> _Task prompt_: From the listing below, extract every line in which the word "into" appears.

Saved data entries
----

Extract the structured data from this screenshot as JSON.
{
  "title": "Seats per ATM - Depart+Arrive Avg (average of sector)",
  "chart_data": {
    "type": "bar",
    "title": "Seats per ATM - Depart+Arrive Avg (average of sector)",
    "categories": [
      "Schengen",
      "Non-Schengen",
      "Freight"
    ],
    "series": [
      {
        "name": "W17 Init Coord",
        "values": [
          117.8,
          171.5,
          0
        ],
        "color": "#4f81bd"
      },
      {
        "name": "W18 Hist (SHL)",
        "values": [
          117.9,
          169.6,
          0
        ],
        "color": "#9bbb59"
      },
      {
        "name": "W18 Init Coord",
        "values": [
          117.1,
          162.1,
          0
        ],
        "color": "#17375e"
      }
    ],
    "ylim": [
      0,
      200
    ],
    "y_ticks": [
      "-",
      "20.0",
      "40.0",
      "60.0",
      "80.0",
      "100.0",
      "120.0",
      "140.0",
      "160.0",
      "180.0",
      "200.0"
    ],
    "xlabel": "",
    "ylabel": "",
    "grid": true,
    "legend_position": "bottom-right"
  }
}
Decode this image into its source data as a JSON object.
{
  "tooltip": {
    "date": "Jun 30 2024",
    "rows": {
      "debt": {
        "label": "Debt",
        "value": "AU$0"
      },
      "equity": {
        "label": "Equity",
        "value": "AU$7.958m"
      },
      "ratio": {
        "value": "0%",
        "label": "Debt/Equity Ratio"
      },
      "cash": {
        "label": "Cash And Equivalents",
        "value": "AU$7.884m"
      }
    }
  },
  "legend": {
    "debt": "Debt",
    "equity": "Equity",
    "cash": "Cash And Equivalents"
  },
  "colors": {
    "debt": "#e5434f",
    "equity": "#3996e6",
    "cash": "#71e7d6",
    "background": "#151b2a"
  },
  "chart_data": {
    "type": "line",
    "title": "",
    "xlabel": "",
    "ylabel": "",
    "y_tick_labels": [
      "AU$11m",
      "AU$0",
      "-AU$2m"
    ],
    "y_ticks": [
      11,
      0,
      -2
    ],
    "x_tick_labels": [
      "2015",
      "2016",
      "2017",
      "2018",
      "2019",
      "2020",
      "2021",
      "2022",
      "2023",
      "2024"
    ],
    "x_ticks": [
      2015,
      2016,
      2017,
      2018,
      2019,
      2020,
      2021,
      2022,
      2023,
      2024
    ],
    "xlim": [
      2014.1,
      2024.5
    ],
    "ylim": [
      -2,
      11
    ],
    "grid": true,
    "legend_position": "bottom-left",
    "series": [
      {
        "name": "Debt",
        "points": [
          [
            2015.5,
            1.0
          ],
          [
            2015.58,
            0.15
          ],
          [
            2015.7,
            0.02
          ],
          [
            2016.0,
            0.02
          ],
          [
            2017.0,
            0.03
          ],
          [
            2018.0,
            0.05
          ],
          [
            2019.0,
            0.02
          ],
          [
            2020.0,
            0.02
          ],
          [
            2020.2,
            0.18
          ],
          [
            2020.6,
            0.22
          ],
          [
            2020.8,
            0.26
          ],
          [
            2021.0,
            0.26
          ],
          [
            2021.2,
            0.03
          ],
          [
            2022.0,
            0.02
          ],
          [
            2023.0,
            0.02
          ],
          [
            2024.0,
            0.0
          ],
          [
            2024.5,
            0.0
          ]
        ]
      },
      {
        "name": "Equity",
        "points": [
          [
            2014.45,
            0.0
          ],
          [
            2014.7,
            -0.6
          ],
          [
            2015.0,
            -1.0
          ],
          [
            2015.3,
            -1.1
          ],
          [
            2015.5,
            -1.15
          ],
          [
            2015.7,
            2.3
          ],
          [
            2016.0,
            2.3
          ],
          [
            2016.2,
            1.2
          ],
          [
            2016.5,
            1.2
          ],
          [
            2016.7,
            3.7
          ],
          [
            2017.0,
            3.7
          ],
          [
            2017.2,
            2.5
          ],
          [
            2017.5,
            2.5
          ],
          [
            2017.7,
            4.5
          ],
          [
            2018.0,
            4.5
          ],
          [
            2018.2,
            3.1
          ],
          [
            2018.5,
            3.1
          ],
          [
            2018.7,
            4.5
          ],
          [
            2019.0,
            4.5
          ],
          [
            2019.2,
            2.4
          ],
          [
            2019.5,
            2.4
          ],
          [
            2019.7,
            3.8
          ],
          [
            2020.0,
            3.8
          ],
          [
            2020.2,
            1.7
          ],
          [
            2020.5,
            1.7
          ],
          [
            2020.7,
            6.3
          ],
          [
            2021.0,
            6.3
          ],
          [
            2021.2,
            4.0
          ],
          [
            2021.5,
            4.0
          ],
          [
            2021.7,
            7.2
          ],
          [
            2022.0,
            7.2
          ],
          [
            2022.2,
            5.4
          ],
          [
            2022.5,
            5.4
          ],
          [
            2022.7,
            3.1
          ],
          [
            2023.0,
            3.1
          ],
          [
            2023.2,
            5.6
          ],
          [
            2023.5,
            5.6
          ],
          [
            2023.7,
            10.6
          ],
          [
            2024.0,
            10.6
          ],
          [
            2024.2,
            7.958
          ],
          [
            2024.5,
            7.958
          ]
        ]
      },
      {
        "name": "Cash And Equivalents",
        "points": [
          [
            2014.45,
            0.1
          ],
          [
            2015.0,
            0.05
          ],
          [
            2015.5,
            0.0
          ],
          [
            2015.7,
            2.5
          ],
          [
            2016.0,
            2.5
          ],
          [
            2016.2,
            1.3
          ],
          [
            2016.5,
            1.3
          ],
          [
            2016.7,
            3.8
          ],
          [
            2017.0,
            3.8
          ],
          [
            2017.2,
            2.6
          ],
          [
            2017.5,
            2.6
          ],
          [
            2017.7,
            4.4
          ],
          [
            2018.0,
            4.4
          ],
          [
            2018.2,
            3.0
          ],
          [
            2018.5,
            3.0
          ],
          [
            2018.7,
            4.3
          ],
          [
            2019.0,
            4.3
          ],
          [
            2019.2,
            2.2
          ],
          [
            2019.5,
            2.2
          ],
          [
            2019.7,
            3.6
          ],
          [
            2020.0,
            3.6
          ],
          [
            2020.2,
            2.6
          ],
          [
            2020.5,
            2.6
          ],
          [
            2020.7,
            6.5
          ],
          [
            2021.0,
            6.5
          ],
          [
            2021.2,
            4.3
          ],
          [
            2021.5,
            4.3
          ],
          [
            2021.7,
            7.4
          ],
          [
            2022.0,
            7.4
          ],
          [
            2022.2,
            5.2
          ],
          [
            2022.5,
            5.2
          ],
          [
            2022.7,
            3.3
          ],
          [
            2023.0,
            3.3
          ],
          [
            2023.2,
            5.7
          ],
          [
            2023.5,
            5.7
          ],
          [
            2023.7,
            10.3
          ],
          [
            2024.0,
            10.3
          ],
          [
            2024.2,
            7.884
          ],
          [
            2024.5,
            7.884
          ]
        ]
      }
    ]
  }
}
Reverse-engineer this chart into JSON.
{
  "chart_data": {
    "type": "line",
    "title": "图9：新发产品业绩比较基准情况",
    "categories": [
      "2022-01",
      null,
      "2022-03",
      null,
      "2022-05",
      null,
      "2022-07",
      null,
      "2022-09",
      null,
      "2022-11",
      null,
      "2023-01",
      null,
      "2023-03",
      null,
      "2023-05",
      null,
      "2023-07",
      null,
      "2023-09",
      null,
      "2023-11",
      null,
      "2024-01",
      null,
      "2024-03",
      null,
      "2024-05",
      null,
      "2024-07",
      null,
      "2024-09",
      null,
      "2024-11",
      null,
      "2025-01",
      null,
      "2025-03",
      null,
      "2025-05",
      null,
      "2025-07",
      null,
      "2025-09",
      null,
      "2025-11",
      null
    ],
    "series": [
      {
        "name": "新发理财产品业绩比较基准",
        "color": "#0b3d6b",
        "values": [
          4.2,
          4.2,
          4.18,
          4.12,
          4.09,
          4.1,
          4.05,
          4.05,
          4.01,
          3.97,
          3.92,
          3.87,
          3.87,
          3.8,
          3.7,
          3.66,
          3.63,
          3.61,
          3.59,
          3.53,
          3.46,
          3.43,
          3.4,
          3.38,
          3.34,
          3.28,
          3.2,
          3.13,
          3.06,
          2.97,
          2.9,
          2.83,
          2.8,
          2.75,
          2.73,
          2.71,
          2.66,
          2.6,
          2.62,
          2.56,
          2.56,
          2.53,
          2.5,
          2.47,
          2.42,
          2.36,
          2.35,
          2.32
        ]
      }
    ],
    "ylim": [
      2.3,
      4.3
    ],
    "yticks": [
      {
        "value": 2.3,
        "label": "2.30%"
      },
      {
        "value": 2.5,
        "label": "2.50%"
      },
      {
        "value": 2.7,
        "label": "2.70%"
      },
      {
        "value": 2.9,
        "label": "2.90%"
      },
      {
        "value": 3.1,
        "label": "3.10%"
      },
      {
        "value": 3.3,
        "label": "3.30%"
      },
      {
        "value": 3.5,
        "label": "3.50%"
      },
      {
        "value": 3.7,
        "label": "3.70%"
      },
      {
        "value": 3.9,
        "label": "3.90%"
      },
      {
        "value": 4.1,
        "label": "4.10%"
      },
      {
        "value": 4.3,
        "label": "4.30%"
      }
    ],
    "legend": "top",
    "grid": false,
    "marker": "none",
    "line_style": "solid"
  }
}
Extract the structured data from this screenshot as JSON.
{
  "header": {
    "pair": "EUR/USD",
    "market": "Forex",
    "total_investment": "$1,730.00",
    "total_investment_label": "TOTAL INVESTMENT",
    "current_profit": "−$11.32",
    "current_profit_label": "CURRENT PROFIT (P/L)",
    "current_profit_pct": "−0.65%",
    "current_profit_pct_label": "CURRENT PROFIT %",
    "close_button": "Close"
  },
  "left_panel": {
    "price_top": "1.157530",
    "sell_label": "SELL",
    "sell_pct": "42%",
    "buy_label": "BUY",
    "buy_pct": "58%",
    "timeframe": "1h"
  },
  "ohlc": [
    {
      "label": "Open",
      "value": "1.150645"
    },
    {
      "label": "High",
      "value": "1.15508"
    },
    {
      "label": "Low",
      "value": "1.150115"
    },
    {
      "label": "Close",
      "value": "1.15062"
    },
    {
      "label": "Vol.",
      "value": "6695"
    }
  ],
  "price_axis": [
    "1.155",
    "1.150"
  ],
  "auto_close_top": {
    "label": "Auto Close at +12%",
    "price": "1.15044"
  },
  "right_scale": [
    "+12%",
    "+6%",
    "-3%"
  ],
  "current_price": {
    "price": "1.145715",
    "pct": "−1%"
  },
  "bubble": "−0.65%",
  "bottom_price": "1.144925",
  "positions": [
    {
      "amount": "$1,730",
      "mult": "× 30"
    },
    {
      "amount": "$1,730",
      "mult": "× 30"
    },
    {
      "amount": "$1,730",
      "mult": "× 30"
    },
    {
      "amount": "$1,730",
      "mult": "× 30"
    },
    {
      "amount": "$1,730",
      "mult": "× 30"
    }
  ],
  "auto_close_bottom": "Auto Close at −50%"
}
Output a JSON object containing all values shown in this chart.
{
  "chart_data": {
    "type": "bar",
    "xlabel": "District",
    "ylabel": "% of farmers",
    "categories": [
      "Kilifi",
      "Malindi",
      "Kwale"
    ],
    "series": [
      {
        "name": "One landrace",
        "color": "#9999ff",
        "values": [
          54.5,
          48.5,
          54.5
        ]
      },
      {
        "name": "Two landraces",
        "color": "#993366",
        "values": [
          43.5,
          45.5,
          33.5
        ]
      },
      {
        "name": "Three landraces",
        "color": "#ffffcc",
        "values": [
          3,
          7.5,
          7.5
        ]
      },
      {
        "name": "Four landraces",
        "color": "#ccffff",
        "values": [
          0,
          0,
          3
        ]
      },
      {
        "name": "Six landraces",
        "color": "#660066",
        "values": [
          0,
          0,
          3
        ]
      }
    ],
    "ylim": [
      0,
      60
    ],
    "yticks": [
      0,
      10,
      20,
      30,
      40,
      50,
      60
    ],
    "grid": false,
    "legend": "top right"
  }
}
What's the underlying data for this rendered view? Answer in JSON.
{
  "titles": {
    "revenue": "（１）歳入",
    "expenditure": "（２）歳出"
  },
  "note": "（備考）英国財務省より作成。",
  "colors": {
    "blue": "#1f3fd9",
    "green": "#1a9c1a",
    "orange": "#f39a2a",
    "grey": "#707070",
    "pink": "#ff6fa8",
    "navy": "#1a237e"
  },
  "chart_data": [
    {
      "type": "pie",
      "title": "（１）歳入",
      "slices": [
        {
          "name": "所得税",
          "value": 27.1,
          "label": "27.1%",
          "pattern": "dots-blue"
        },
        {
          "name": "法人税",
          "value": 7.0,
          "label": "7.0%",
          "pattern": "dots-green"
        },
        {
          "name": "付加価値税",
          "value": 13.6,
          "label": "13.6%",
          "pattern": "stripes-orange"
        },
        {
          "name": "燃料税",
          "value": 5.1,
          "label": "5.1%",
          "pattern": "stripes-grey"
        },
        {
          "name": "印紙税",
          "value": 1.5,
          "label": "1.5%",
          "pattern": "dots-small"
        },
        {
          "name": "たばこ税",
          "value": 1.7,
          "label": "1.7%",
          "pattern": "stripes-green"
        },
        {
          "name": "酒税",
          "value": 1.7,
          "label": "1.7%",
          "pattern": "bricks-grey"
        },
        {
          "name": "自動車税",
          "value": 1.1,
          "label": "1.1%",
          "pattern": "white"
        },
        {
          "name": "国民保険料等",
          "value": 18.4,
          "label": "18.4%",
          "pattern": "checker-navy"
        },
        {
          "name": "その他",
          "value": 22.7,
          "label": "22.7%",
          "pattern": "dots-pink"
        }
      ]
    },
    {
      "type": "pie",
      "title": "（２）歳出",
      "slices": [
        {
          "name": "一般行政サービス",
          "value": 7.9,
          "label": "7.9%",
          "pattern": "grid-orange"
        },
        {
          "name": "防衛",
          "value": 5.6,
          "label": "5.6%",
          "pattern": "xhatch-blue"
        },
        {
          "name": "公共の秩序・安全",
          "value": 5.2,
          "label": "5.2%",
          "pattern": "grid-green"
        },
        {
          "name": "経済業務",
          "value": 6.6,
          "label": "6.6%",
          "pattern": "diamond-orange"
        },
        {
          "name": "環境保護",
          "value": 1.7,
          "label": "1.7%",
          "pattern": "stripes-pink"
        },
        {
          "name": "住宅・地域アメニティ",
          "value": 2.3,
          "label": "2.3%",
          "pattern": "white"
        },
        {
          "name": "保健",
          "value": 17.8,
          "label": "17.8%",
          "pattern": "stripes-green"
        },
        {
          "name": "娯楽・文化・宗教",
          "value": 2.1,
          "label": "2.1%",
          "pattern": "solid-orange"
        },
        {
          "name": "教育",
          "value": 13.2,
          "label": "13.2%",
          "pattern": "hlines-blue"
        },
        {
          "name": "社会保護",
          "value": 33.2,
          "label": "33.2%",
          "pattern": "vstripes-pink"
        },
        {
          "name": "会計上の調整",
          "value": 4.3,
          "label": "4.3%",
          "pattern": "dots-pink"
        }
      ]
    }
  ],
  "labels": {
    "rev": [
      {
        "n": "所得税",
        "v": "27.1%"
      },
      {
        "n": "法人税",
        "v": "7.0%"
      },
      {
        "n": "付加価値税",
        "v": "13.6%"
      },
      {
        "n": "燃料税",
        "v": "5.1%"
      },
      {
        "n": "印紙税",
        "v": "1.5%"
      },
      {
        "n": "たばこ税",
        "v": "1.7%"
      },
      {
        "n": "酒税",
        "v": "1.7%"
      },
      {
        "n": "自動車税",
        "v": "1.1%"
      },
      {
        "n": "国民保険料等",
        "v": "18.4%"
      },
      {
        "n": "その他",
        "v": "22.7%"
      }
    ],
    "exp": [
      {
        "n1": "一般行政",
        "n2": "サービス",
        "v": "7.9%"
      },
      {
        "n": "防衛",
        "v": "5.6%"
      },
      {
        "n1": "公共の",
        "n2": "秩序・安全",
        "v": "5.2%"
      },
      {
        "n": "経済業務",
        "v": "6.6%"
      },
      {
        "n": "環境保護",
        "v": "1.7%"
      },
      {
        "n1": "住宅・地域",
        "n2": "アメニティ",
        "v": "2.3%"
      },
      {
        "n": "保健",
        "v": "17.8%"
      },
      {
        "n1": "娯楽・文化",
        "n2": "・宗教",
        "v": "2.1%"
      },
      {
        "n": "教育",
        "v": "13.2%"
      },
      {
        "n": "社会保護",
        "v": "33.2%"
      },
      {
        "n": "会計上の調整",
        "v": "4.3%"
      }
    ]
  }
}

----

> _The answer_:
Decode this image into its source data as a JSON object.
Reverse-engineer this chart into JSON.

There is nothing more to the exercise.